**To do**
What follows is a block of records; reproduce all of it verbatim.

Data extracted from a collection
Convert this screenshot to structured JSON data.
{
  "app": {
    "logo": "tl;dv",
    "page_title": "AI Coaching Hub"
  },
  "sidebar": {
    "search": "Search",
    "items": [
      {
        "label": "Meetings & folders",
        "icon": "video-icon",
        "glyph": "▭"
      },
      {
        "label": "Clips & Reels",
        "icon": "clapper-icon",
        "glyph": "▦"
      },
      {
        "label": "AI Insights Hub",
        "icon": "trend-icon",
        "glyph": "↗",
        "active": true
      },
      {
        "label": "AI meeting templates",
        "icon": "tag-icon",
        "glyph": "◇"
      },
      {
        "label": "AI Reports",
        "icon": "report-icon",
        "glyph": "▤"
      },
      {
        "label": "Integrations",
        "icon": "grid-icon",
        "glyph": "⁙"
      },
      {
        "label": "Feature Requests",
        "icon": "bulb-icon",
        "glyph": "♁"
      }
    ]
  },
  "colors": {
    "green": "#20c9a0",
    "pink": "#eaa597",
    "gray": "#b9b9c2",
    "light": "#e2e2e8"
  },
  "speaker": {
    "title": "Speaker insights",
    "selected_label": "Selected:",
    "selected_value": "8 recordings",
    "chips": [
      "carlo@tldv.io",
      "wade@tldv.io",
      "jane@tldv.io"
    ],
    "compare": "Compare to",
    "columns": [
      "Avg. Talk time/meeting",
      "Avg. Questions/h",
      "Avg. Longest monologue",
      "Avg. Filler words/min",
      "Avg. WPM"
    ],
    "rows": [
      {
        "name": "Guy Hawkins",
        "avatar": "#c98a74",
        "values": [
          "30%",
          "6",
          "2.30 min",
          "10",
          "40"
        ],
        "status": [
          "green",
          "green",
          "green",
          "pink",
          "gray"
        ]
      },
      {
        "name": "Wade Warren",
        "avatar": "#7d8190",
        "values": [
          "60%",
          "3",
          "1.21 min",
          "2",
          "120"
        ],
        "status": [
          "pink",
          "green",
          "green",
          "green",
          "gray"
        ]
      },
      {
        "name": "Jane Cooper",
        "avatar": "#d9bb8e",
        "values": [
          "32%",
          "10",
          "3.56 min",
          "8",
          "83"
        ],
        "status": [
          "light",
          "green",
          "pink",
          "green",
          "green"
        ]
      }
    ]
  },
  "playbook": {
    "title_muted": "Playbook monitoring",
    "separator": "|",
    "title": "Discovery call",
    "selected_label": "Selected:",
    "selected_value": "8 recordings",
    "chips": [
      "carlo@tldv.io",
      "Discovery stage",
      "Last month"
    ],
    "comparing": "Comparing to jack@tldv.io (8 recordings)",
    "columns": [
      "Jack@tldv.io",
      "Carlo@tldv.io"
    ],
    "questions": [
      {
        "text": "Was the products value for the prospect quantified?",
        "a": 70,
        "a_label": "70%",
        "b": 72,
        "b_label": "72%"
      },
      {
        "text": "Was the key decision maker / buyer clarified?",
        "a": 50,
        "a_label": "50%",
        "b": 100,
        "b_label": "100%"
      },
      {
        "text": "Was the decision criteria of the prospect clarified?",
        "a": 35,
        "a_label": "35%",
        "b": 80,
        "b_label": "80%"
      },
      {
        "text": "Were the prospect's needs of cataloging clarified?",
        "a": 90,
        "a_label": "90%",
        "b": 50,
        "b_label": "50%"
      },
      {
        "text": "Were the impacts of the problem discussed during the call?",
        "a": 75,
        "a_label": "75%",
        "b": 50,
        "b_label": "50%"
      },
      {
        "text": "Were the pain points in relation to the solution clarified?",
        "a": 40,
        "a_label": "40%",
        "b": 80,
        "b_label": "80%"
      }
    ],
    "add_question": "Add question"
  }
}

**Exercise response**
Convert this screenshot to structured JSON data.
{
  "app": {
    "logo": "tl;dv",
    "page_title": "AI Coaching Hub"
  },
  "sidebar": {
    "search": "Search",
    "items": [
      {
        "label": "Meetings & folders",
        "icon": "video-icon",
        "glyph": "▭"
      },
      {
        "label": "Clips & Reels",
        "icon": "clapper-icon",
        "glyph": "▦"
      },
      {
        "label": "AI Insights Hub",
        "icon": "trend-icon",
        "glyph": "↗",
        "active": true
      },
      {
        "label": "AI meeting templates",
        "icon": "tag-icon",
        "glyph": "◇"
      },
      {
        "label": "AI Reports",
        "icon": "report-icon",
        "glyph": "▤"
      },
      {
        "label": "Integrations",
        "icon": "grid-icon",
        "glyph": "⁙"
      },
      {
        "label": "Feature Requests",
        "icon": "bulb-icon",
        "glyph": "♁"
      }
    ]
  },
  "colors": {
    "green": "#20c9a0",
    "pink": "#eaa597",
    "gray": "#b9b9c2",
    "light": "#e2e2e8"
  },
  "speaker": {
    "title": "Speaker insights",
    "selected_label": "Selected:",
    "selected_value": "8 recordings",
    "chips": [
      "carlo@tldv.io",
      "wade@tldv.io",
      "jane@tldv.io"
    ],
    "compare": "Compare to",
    "columns": [
      "Avg. Talk time/meeting",
      "Avg. Questions/h",
      "Avg. Longest monologue",
      "Avg. Filler words/min",
      "Avg. WPM"
    ],
    "rows": [
      {
        "name": "Guy Hawkins",
        "avatar": "#c98a74",
        "values": [
          "30%",
          "6",
          "2.30 min",
          "10",
          "40"
        ],
        "status": [
          "green",
          "green",
          "green",
          "pink",
          "gray"
        ]
      },
      {
        "name": "Wade Warren",
        "avatar": "#7d8190",
        "values": [
          "60%",
          "3",
          "1.21 min",
          "2",
          "120"
        ],
        "status": [
          "pink",
          "green",
          "green",
          "green",
          "gray"
        ]
      },
      {
        "name": "Jane Cooper",
        "avatar": "#d9bb8e",
        "values": [
          "32%",
          "10",
          "3.56 min",
          "8",
          "83"
        ],
        "status": [
          "light",
          "green",
          "pink",
          "green",
          "green"
        ]
      }
    ]
  },
  "playbook": {
    "title_muted": "Playbook monitoring",
    "separator": "|",
    "title": "Discovery call",
    "selected_label": "Selected:",
    "selected_value": "8 recordings",
    "chips": [
      "carlo@tldv.io",
      "Discovery stage",
      "Last month"
    ],
    "comparing": "Comparing to jack@tldv.io (8 recordings)",
    "columns": [
      "Jack@tldv.io",
      "Carlo@tldv.io"
    ],
    "questions": [
      {
        "text": "Was the products value for the prospect quantified?",
        "a": 70,
        "a_label": "70%",
        "b": 72,
        "b_label": "72%"
      },
      {
        "text": "Was the key decision maker / buyer clarified?",
        "a": 50,
        "a_label": "50%",
        "b": 100,
        "b_label": "100%"
      },
      {
        "text": "Was the decision criteria of the prospect clarified?",
        "a": 35,
        "a_label": "35%",
        "b": 80,
        "b_label": "80%"
      },
      {
        "text": "Were the prospect's needs of cataloging clarified?",
        "a": 90,
        "a_label": "90%",
        "b": 50,
        "b_label": "50%"
      },
      {
        "text": "Were the impacts of the problem discussed during the call?",
        "a": 75,
        "a_label": "75%",
        "b": 50,
        "b_label": "50%"
      },
      {
        "text": "Were the pain points in relation to the solution clarified?",
        "a": 40,
        "a_label": "40%",
        "b": 80,
        "b_label": "80%"
      }
    ],
    "add_question": "Add question"
  }
}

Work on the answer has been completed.